◆ AIM:
For each line below that includes the word "Сведения", make a copy.

_ _ _ _

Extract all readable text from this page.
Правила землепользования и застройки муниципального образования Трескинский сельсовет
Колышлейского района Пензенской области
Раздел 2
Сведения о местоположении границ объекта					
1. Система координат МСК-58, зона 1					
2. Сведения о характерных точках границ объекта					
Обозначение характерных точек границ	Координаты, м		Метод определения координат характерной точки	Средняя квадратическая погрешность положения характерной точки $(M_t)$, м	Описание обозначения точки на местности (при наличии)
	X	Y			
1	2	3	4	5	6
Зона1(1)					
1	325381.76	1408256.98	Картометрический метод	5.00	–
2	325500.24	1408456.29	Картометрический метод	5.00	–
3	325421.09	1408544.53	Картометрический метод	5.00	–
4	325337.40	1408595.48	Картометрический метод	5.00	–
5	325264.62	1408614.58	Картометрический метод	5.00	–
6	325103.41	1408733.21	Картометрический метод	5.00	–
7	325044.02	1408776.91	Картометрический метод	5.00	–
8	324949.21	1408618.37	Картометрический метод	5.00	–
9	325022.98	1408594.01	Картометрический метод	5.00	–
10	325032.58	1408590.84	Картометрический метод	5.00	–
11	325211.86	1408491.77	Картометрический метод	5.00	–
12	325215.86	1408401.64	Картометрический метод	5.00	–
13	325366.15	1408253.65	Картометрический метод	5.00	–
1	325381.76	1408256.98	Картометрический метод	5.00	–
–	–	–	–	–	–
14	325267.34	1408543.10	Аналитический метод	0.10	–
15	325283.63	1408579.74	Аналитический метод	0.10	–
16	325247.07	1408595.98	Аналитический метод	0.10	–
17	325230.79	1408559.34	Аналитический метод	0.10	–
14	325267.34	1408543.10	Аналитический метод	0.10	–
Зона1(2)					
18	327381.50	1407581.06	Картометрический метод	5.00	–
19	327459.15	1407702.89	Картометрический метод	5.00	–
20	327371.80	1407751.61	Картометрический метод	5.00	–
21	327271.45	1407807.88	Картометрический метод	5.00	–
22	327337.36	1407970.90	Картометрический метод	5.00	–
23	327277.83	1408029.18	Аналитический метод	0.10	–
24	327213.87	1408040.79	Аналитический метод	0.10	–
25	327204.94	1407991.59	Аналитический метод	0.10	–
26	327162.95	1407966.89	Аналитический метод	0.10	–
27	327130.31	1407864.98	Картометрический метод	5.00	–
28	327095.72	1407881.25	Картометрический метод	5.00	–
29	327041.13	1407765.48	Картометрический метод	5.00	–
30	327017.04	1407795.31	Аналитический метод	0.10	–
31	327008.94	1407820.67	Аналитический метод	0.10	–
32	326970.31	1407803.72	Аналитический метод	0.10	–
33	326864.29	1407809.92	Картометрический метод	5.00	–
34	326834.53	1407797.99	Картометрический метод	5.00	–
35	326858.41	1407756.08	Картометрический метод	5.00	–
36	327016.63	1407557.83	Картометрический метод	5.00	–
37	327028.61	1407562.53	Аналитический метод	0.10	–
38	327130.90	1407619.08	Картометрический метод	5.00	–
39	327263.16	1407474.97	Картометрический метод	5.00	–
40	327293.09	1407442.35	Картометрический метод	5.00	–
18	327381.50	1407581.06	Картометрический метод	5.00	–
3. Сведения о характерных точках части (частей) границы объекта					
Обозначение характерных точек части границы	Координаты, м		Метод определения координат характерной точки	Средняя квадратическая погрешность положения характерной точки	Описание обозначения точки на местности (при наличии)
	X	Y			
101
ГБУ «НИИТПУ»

_ _ _ _

◆ FULL OUTPUT:
Сведения о местоположении границ объекта					
2. Сведения о характерных точках границ объекта					
3. Сведения о характерных точках части (частей) границы объекта					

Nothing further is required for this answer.